**Apply what you read**
• A. In the ASL Citizen dataset description, what does the number 75 in the original sample shape (T, 75, 4) represent?
• B. Continue the ASL Citizen dataset description from its last sentence.

**Document passage**
Start of Block
ASL Citizen Processed Keypoints-200

This dataset was processed from the ASL Citizen keypoints-200 Kaggle dataset.

Purpose

This processed version is prepared for isolated American Sign Language recognition and encoder pretraining.

It is intended to be used as the first stage of a larger ASL-to-English pipeline:

  1. Train isolated sign encoder on ASL Citizen.
  2. Transfer the encoder into a CTC model.
  3. Fine-tune on a continuous ASL dataset such as How2Sign.
  4. Decode continuous signing into gloss/text.

Feature Format

Original PKL samples:

(T, 75, 4)

Where:

  • T = number of frames
  • 75 = selected landmarks/keypoints
  • 4 = values per keypoint

Processed NumPy samples:

(num_samples, sequence_length, feature_dim)

Included Files

  • train_features.npy
  • train_labels.npy
  • val_features.npy
  • val_labels.npy
  • test_features.npy
  • test_labels.npy
  • label_map.json
  • id_to_label.json
  • class_mapping.json
  • metadata.json

Labels

Labels are stored as integer class IDs.

Use id_to_label.json to convert predicted class IDs back into readable ASL sign labels.
End of Block
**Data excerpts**
Start of Block
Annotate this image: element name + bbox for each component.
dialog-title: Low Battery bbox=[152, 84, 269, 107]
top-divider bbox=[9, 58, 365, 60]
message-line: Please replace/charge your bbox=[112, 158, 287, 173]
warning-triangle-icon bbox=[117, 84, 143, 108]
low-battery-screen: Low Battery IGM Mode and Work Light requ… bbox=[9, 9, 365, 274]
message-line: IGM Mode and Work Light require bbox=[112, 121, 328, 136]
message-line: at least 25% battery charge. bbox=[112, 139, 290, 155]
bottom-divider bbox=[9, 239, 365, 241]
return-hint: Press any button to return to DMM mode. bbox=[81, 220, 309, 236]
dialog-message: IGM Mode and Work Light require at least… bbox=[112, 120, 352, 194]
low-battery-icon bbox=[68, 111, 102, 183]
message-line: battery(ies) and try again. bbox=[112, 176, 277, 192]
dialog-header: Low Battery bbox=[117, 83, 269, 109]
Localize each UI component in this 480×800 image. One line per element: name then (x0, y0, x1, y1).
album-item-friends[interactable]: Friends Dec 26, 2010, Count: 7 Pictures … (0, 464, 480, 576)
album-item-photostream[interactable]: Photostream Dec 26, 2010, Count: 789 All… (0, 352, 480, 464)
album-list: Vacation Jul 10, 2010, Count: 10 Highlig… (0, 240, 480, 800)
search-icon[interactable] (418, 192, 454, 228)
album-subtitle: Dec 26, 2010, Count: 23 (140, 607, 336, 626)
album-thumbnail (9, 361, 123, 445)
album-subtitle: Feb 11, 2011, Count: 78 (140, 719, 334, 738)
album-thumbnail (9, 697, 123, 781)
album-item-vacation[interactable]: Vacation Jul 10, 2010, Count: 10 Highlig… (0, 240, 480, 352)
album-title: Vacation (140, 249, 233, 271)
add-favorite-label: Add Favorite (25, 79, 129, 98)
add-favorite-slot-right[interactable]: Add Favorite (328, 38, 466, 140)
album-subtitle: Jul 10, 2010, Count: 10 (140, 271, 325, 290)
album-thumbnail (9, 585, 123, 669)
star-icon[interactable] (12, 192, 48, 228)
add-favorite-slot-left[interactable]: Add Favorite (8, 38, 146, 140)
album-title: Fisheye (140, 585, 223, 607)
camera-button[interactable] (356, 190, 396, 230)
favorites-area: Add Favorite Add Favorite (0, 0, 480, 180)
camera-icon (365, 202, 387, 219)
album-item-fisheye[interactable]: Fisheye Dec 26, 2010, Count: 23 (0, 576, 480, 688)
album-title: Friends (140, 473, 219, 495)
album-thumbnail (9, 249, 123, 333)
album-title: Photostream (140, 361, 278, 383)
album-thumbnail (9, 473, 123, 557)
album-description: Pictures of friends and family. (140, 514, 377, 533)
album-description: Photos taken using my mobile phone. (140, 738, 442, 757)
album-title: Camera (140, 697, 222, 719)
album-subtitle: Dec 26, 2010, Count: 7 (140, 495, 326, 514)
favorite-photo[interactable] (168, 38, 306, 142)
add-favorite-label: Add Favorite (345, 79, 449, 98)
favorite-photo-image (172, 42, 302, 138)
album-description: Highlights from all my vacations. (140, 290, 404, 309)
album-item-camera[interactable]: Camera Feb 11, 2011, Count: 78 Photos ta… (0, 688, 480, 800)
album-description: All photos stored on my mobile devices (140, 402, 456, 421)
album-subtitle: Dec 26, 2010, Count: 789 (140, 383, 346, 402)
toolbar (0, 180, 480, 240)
End of Block
**Responses by item number**
• A. Selected landmarks/keypoints.

• B.
Loading Example

import numpy as np
import json

train_features = np.load("train_features.npy")
train_labels = np.load("train_labels.npy")

with open("id_to_label.json", "r", encoding="utf-8") as f:
    id_to_label = json.load(f)

print("Train features:", train_features.shape)
print("Train labels:", train_labels.shape)
print("First label:", id_to_label[str(train_labels[0])])

Notes

This dataset contains keypoint-based features, not raw videos.

The goal is to reduce training cost and make the dataset easier to use for sign-language recognition models.

Citation

This dataset is derived from ASL Citizen-related data. Please cite the original ASL Citizen dataset/source when using this processed version.